July 30, 2020

Instaclustr client case study: Larry Robinson, Clear Capital

Via enterprisetalk.com


When Data Reliability and Scale is Everything, Why We Turned to Open Source

For so many of today’s enterprises, ensuring data quality and then reliably delivering that data to clients and partners without interruption is foundational to trust. Our Nevada- headquartered real estate valuation company, Clear Capital, is squarely in this category. We provide property valuation solutions, and our vast data stores are at the core of the value we need to provide.

To keep up with the evolving needs of our clients – some of the world’s largest financial institutions – we had to build out a new technology platform robust enough to deliver increasingly data-intensive solutions and become a true competitive differentiator. Specifically, our platform needed to have requisite data availability and performance to meet strict client SLA requirements around uptime and latency, as well as the scalability to address both expected and unexpected growth.

The organization needed to keep the costs reasonable while building a data stack. Our data availability SLAs hold us to a 99.92% uptime. This equates to mere hours of outage time per year. We also punch above our weight as a medium-sized enterprise serving global financial industry clients. Onboarding can require suddenly processing 100,000 additional property valuations every month – tremendously expanding the data volume in our systems.

PROVIDED MATERIAL:
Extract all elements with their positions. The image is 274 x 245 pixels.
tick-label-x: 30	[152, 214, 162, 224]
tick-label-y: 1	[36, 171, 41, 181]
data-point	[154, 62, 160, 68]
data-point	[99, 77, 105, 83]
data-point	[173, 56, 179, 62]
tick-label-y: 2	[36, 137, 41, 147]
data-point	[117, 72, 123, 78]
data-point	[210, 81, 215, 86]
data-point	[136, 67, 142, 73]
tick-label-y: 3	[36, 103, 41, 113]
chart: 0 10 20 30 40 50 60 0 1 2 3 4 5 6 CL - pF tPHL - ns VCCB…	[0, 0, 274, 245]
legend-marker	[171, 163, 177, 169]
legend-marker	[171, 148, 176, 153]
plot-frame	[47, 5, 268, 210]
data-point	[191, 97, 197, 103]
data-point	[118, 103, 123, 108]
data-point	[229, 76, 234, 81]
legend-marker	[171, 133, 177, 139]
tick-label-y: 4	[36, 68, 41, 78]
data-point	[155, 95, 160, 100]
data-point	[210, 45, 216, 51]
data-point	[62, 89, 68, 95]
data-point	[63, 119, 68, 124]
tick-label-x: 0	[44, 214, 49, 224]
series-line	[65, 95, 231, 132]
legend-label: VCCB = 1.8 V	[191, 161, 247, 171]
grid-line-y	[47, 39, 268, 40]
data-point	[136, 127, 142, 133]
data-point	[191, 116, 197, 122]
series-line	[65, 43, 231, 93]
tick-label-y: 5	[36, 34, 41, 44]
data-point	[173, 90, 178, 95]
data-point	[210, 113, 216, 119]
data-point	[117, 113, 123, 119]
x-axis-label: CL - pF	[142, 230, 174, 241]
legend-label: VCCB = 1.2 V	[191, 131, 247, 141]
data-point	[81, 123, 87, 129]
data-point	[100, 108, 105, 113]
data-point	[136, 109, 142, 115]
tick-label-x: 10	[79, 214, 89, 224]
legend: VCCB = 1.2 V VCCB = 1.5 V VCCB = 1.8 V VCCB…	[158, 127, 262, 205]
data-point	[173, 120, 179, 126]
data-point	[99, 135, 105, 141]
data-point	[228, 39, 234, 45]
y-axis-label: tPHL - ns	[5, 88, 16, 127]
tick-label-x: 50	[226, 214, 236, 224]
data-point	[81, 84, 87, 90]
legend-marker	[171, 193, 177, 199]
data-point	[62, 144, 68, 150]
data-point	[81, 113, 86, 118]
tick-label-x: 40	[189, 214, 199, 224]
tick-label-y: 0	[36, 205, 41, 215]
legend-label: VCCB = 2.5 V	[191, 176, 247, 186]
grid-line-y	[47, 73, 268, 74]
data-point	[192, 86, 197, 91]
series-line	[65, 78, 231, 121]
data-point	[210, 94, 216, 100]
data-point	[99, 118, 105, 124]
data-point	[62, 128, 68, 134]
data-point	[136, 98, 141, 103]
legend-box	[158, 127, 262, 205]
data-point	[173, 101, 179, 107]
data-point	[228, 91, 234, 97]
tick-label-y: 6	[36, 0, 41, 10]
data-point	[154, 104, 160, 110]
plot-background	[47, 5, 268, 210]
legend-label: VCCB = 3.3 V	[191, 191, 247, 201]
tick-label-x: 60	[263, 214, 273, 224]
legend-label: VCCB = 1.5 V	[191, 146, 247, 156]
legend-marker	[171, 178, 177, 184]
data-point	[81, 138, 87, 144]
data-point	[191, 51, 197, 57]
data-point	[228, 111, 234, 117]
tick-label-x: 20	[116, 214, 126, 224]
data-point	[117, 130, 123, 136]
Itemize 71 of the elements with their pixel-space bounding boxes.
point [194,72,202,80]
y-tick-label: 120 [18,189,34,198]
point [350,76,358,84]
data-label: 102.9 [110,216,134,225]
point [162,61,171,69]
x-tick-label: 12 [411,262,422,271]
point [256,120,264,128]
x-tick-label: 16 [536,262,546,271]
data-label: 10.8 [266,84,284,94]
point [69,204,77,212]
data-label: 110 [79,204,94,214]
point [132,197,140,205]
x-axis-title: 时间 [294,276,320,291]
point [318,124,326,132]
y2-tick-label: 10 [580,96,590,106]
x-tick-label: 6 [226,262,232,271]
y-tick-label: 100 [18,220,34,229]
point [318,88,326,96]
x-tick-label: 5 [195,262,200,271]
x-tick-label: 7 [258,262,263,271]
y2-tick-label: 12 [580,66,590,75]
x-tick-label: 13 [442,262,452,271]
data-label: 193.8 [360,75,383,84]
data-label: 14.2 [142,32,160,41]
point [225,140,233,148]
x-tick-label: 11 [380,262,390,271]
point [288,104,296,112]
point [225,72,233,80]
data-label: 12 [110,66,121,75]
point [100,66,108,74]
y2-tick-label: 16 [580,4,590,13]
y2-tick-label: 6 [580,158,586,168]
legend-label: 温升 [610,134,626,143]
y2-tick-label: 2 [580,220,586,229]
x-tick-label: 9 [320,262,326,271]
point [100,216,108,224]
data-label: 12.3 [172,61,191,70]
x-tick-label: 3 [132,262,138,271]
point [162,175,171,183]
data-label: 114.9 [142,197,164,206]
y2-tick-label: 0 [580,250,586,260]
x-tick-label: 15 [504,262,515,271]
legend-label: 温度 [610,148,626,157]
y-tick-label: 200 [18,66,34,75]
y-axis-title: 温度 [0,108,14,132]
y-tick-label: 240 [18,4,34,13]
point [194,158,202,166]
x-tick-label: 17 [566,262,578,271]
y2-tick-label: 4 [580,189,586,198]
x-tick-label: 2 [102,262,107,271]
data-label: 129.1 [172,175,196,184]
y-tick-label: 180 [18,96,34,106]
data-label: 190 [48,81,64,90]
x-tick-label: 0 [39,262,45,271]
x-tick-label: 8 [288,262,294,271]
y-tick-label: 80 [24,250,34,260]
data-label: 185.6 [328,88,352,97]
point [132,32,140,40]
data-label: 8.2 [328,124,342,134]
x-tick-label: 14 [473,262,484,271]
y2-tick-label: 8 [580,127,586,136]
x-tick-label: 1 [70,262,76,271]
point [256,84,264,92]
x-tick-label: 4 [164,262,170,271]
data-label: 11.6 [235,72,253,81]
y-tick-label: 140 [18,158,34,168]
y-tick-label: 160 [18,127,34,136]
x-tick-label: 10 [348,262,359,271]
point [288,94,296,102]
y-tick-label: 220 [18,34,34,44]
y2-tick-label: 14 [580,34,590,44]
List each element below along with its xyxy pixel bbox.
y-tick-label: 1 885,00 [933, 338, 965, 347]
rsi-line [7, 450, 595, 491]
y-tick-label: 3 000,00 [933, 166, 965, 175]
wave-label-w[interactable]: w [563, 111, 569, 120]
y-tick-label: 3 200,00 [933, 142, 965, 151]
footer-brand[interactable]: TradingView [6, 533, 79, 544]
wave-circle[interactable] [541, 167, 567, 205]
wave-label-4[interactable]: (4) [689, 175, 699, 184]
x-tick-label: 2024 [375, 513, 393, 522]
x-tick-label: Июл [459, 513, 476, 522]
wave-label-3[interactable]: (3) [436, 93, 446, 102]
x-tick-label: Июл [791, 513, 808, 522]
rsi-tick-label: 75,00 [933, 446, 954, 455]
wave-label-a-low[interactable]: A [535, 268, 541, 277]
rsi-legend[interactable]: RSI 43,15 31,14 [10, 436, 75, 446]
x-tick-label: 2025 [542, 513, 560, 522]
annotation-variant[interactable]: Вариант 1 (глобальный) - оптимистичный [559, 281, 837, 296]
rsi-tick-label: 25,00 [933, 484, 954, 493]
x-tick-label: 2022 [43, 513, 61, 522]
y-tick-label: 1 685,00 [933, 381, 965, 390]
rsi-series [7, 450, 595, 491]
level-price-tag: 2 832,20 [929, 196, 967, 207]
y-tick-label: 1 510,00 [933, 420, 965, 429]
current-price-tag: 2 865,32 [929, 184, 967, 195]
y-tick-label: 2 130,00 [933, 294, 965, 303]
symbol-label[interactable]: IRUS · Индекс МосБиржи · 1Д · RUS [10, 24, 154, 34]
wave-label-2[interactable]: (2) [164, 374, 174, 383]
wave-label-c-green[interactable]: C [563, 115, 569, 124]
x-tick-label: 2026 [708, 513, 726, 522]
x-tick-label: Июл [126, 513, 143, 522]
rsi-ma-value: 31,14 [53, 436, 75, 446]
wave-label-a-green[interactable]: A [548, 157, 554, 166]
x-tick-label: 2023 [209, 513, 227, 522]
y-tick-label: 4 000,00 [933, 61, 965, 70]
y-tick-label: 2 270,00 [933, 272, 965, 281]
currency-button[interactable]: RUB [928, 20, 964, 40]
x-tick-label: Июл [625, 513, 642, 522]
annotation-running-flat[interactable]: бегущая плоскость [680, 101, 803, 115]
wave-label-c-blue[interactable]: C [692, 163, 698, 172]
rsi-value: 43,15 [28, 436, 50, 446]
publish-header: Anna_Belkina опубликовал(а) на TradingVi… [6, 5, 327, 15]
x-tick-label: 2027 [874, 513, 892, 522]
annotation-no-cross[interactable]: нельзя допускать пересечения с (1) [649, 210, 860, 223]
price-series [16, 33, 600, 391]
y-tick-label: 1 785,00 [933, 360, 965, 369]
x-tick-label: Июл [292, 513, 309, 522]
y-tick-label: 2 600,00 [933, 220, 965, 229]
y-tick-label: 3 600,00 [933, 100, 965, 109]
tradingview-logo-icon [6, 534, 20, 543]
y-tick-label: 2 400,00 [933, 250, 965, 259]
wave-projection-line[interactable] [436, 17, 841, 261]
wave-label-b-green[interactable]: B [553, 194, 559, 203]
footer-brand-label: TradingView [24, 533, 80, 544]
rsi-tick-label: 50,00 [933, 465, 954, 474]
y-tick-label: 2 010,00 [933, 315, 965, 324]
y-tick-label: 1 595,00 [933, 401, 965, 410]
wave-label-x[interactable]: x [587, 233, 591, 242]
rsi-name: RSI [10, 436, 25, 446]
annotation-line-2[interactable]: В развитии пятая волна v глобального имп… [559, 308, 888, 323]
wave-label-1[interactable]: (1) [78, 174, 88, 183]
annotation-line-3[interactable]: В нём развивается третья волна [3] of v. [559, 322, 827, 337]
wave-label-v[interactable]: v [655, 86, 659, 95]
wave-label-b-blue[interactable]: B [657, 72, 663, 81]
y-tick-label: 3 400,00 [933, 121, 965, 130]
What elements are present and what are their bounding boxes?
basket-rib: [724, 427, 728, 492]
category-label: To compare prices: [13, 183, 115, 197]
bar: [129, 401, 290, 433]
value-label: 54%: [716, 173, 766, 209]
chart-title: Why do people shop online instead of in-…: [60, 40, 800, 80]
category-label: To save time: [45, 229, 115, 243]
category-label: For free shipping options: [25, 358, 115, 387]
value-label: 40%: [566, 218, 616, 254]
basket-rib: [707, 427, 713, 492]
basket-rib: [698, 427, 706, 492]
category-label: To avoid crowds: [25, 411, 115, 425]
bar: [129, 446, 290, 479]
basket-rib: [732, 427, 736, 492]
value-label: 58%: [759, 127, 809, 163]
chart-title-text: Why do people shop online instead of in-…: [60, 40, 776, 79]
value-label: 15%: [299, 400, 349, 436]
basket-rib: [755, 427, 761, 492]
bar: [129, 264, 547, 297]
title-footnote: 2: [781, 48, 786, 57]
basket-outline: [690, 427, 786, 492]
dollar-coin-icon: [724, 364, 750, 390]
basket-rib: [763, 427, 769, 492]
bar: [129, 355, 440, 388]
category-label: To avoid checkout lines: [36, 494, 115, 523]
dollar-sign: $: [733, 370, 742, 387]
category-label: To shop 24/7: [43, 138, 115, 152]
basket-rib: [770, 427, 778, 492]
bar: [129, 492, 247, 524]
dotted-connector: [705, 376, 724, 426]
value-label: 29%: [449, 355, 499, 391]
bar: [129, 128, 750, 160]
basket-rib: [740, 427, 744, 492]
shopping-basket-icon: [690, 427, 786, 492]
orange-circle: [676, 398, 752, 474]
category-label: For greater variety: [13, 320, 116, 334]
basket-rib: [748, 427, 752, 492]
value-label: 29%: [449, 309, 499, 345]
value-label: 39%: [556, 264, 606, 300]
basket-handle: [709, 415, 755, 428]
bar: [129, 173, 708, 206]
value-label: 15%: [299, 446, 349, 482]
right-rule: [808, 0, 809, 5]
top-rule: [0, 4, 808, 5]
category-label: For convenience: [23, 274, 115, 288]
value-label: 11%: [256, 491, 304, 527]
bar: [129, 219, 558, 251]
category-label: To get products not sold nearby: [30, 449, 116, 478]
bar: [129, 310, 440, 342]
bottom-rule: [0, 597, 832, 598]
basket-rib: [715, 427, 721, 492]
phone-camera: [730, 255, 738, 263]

YOUR TASKS:
(A) Say whether each statement agrees with the Clear Capital case study, answering yes or no and quoting the words of the case study that decide it: (i) Clear Capital is headquartered in Nevada; (ii) the company's availability SLAs require 99.99% uptime; (iii) Clear Capital describes itself as a large enterprise.
(B) Pick up the Clear Capital case study after its last sentence and write the next part.

PER-TASK OUTPUTS:
(A)
(i) Yes: "Our Nevada- headquartered real estate valuation company, Clear Capital"
(ii) No: "Our data availability SLAs hold us to a 99.92% uptime."
(iii) No: "We also punch above our weight as a medium-sized enterprise serving global financial industry clients."

(B)
So, we knew we’d need particularly cost-effective data technologies with the ability to scale instantly whenever needed. At the same time, from a client perspective, any missing or unavailable data could create instant doubt in the minds of property valuation professionals over whether what they’re seeing is a true and accurate picture. The data simply has to be there, all the time and every time.

Clear Capital used open-source and selected Apache Cassandra and Apache Solr as the core data-layer components for the new technology platform. These choices were prudent; the linearly-scalable, fault-tolerant NoSQL Cassandra database offered the scalability, high availability, and performance appropriate for alleviating our data concerns. Solr had the distributed indexing, replication, and load-balanced querying with similar high reliability and scalability proved out during our vetting process.

We had internal knowledge of how to implement the development and operational aspects of our new technology platform. However, one strategy we decided on was enlisting outside the support that could better ensure a clean implementation of these open source technologies.

With these goals in mind, we initially made this shift over to the NoSQL database world via DataStax, a proprietary (open core) data solution built on Cassandra that leverages Solr for indexing. However, we soon discovered that our DataStax-provided data infrastructure didn’t quite have the flexibility that we truly required.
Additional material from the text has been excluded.